The rivalry between the two schools is legendary, but on Monday night, Harvard was more than willing to learn from MIT.
About 300 Harvard students, each holding a glossy deck of cards, filled the chairs and aisles of a dining hall to hear MIT graduate Dave Irvine recount stories from his days as a Las Vegas card shark in the early 1990s.
Irvine was one of several Massachusetts Institute of Technology students whose card-counting exploits are captured in the film "21," released last month and costarring Laurence Fishburne and Kevin Spacey.
The movie, based on Boston author Ben Mezrich's book, "Bringing Down the House," has once again thrust Irvine and his teammates into the media spotlight, and many of the former Vegas heavy hitters have used their experience to help them in business ventures.
After graduating from MIT in 1995 and starting an engineering consulting company, Irvine and former teammate Mike Aponte set up the Blackjack Institute, a company offering everything from instructional DVDs and casino tables to $7,000 private mentoring sessions to teach card-counting as a means of improving one's odds at blackjack.
The evening's other speaker, Newton resident Bill Kaplan, managed the MIT blackjack team between 1992 and 1994, and has since set up two companies, one in real estate and the other in database management, using principles he says he acquired while playing blackjack.

## Data lines
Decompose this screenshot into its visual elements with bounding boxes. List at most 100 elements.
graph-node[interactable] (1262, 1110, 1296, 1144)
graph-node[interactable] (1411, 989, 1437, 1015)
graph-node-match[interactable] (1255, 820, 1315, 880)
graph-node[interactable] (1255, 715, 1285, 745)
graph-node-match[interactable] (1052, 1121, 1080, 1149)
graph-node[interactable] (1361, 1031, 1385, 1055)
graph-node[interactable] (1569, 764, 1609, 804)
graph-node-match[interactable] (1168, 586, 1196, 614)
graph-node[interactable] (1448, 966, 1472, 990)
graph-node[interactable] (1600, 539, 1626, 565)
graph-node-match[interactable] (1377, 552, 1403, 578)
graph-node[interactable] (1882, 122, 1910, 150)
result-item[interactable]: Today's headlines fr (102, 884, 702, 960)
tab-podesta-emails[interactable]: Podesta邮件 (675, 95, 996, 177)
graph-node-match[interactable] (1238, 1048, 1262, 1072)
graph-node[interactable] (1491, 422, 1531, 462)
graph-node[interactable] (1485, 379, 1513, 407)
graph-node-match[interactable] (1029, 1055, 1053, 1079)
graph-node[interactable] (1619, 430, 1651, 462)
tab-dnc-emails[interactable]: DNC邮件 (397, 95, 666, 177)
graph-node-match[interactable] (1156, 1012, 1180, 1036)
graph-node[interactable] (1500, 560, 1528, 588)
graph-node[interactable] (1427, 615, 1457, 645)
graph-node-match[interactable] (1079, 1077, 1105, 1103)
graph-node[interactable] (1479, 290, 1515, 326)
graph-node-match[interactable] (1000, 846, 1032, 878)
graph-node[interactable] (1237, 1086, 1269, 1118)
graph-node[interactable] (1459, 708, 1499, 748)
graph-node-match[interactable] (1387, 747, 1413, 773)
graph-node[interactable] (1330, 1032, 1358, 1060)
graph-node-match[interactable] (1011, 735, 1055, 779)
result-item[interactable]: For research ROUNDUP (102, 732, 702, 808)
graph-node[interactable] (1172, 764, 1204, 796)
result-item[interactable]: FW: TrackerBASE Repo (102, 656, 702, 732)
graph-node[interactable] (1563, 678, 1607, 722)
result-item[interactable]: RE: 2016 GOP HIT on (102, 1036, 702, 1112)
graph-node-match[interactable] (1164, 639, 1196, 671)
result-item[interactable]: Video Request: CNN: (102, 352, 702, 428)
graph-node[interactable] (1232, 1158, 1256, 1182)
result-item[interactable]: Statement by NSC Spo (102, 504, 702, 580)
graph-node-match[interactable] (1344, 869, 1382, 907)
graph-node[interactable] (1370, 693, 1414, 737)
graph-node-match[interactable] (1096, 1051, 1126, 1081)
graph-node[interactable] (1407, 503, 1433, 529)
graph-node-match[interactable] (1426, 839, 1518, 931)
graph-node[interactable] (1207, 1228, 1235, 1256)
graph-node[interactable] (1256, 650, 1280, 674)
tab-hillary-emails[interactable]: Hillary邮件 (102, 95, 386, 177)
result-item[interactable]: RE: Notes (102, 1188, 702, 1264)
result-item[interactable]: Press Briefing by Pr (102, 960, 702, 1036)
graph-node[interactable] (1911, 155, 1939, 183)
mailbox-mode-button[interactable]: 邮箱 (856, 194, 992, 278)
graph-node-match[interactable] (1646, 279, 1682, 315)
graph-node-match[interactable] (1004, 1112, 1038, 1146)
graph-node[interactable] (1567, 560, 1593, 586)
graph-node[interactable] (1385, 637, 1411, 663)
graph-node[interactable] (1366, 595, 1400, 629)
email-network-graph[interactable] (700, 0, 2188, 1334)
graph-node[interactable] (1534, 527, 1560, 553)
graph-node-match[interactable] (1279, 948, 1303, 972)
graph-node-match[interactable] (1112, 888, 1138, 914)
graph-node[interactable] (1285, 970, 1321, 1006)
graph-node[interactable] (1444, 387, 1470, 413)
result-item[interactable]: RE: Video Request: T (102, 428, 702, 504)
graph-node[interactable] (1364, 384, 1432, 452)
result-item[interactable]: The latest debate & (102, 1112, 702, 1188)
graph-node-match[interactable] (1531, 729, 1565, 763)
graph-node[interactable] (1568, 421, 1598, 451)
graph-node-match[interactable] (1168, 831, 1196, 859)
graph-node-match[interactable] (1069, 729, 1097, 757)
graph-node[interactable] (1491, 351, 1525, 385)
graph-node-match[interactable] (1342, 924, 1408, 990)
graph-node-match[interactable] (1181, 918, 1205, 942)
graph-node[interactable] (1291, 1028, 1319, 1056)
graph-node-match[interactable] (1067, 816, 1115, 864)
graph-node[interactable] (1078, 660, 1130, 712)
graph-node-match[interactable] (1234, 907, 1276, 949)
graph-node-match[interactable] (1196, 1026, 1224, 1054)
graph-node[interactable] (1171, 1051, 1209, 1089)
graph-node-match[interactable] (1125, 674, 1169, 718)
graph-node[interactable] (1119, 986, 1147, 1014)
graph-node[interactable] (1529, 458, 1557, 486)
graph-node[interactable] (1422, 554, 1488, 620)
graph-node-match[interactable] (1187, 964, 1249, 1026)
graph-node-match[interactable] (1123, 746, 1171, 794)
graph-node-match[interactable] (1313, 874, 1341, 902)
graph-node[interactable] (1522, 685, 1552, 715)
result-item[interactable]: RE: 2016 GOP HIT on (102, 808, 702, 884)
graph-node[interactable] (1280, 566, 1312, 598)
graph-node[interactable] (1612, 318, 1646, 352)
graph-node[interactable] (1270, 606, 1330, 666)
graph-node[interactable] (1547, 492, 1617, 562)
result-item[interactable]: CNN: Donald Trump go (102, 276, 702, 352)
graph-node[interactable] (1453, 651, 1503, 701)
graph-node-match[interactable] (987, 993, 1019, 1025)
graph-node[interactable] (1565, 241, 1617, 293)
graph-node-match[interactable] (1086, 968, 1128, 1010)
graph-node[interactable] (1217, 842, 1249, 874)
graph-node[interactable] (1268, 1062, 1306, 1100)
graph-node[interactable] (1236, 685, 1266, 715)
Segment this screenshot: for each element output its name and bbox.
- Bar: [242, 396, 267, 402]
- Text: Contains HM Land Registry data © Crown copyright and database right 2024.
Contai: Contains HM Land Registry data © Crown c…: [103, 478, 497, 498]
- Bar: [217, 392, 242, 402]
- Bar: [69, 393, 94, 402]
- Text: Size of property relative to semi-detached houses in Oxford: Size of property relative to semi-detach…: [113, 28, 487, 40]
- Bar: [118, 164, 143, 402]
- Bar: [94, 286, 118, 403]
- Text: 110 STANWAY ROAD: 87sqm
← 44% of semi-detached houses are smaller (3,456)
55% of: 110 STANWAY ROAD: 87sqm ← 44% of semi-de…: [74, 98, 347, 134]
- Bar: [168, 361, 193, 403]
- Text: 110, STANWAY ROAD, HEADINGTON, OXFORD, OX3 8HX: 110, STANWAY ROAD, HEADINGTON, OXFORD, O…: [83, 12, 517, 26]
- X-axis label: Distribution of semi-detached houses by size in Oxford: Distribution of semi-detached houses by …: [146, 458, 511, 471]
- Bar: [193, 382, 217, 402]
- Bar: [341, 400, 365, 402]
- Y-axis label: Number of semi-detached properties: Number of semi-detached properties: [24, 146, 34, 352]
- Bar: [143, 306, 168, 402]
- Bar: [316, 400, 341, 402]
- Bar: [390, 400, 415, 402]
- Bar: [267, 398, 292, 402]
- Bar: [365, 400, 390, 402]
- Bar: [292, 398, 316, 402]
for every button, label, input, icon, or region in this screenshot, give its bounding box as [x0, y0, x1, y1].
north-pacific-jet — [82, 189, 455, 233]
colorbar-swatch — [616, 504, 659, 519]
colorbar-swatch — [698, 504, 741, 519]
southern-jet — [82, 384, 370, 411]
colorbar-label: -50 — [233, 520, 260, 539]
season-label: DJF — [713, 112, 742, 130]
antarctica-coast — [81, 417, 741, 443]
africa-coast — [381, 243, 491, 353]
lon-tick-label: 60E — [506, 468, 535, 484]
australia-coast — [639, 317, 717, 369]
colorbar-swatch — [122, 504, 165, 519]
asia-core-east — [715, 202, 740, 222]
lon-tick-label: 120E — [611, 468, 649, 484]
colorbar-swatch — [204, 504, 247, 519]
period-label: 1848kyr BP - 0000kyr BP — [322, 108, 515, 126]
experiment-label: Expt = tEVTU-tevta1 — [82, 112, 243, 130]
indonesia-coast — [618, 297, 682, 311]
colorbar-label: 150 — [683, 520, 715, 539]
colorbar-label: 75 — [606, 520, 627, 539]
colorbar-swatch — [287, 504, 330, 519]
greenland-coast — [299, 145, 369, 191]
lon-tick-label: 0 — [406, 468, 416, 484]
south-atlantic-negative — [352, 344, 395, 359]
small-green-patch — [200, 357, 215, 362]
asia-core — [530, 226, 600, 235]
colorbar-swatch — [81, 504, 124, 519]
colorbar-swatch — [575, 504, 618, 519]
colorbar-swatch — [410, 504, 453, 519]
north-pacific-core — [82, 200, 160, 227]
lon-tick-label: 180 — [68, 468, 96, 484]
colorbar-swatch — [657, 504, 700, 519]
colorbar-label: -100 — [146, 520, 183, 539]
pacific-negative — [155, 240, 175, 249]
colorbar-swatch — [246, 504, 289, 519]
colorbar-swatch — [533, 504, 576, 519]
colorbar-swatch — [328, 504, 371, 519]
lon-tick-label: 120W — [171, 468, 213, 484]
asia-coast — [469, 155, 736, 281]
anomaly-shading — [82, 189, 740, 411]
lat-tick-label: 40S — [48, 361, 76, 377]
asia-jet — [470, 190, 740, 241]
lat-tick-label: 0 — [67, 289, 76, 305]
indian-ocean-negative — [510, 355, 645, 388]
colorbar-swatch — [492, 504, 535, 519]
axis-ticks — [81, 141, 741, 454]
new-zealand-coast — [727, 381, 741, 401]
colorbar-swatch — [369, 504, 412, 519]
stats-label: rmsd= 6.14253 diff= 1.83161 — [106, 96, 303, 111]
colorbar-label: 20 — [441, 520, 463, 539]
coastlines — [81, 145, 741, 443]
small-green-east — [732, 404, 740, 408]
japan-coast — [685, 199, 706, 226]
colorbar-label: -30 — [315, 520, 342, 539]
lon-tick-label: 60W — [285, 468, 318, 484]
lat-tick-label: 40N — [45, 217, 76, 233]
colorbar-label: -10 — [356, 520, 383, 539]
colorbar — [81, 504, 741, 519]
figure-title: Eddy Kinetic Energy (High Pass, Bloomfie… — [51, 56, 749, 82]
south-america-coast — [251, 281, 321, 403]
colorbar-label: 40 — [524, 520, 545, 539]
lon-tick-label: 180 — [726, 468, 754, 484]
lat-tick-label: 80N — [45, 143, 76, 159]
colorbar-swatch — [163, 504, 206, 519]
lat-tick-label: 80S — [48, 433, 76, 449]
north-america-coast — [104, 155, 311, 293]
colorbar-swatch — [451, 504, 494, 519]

## Instruction 1
According to the article on the MIT blackjack team's talk at Harvard, what company did Dave Irvine and Mike Aponte set up?
## Instruction 2
Extend the article on the MIT blackjack team's talk at Harvard, beginning after its final sentence.

## Final answer 1
The Blackjack Institute

## Final answer 2
The seminar was designed to get students thinking about taking risks in business and beyond, but it also modeled a style of lightning-quick decision-making especially relevant to Harvard students, said sophomore Ami Nash, a member of the Harvard Undergraduate Women in Business group that organized the event.
"We have a week to pick our classes," she said. "We don't have to declare our concentrations until sophomore year. . . . We don't have to make a lot of fast decisions, and this was a good chance for people to learn how to do that."
As Kaplan and Irvine shared stories about their card-counting days, the crowd listened in awed silence.
The team spent extravagant and mentally taxing weekends in Las Vegas accumulating piles of poker chips and hundreds of thousands of dollars in cash, Irvine said, and then struggled to transport the money back to sparsely furnished student apartments in Cambridge.
"One time a team member left $125,000 in $100 bills in a brown paper bag in an MIT classroom overnight," Kaplan said.
"When we came back the next morning, the bag was gone."
With the involvement of State Police, the US Drug Enforcement Administration, and the FBI, the cash was eventually recovered, but not before attracting attention to the team.
After being told by police that the card players were under investigation, Kaplan told police about their trips to Las Vegas in an attempt to prove they were not doing anything illegal.
Irvine stressed that counting cards is a legal maneuver - "you're just looking at the cards" - explaining that memorizing all the dealt cards allows players to infer which are left in the deck.
The more high cards left in the deck, the better the player's odds of beating the dealer.
As the more dedicated members of the audience began taking notes, Irvine demonstrated the MIT team's technique of assigning high, low, and neutral values to different ranges of cards.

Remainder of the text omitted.